***** AVAILABLE DATA *****

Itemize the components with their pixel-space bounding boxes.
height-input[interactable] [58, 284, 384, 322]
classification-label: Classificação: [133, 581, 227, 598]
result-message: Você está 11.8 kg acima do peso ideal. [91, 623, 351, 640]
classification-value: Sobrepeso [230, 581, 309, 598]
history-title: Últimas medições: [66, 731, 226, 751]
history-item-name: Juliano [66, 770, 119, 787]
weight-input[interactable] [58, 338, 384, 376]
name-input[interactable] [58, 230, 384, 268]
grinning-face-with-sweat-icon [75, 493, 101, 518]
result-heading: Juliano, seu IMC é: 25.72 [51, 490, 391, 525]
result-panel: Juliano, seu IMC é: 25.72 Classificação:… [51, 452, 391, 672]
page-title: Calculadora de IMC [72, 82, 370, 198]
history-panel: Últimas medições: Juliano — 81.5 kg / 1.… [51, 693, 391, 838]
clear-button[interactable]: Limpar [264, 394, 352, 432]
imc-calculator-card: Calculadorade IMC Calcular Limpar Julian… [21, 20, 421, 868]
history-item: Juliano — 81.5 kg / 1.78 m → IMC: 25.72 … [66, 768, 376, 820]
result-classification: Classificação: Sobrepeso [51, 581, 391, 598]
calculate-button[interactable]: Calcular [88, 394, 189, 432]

*****

Reproduce the listing above from its first line through the line containing "history-title: Últimas medições: [66, 731, 226, 751]", including both of those lines.

Itemize the components with their pixel-space bounding boxes.
height-input[interactable] [58, 284, 384, 322]
classification-label: Classificação: [133, 581, 227, 598]
result-message: Você está 11.8 kg acima do peso ideal. [91, 623, 351, 640]
classification-value: Sobrepeso [230, 581, 309, 598]
history-title: Últimas medições: [66, 731, 226, 751]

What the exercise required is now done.